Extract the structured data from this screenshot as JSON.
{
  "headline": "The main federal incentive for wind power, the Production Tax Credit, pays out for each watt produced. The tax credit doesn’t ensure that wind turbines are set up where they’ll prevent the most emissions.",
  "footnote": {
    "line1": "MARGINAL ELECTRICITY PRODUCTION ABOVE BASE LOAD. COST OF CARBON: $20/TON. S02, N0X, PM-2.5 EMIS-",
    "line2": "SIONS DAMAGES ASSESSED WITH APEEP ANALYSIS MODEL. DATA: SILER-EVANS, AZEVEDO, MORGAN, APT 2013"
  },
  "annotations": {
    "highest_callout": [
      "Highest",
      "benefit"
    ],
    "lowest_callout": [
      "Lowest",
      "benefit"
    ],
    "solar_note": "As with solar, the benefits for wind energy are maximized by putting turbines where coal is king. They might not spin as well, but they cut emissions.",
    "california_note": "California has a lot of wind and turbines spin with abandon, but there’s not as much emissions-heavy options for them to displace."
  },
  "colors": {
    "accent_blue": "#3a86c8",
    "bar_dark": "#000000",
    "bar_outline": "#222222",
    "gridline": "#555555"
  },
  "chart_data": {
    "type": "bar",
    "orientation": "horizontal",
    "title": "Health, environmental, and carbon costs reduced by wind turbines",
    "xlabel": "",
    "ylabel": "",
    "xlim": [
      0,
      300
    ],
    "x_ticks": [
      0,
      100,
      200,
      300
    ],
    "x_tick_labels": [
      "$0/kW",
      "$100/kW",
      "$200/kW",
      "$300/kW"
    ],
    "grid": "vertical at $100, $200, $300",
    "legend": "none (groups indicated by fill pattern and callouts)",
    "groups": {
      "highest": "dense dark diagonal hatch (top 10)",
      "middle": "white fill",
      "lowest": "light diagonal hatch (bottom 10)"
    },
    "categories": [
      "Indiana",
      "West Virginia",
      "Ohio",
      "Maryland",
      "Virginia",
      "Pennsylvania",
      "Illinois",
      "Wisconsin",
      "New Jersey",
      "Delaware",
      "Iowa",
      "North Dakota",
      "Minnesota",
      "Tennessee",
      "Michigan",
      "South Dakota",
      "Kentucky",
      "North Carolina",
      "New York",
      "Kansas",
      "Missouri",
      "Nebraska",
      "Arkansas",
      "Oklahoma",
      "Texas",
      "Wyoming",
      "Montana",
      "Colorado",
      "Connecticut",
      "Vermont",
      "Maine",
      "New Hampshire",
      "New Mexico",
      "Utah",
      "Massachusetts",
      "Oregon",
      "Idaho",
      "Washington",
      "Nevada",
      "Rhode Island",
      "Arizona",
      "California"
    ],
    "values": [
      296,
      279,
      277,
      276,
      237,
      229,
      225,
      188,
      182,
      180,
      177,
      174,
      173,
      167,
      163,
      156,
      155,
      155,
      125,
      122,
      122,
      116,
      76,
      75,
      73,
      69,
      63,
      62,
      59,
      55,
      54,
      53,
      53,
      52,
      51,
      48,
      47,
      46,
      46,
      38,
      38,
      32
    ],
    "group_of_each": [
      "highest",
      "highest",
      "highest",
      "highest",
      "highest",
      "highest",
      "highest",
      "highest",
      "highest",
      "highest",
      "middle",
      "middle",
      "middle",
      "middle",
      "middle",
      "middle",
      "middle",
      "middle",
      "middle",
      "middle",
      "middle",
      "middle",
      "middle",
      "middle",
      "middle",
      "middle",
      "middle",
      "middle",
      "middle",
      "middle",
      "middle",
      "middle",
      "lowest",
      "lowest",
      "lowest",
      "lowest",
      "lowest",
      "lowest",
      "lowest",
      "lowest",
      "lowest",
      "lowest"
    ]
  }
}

WHAT YOU ARE ASKED TO DO
Across the records, count the lines holding the string "hatch". Give the number and stop.

RESULT FOR THIS TASK
2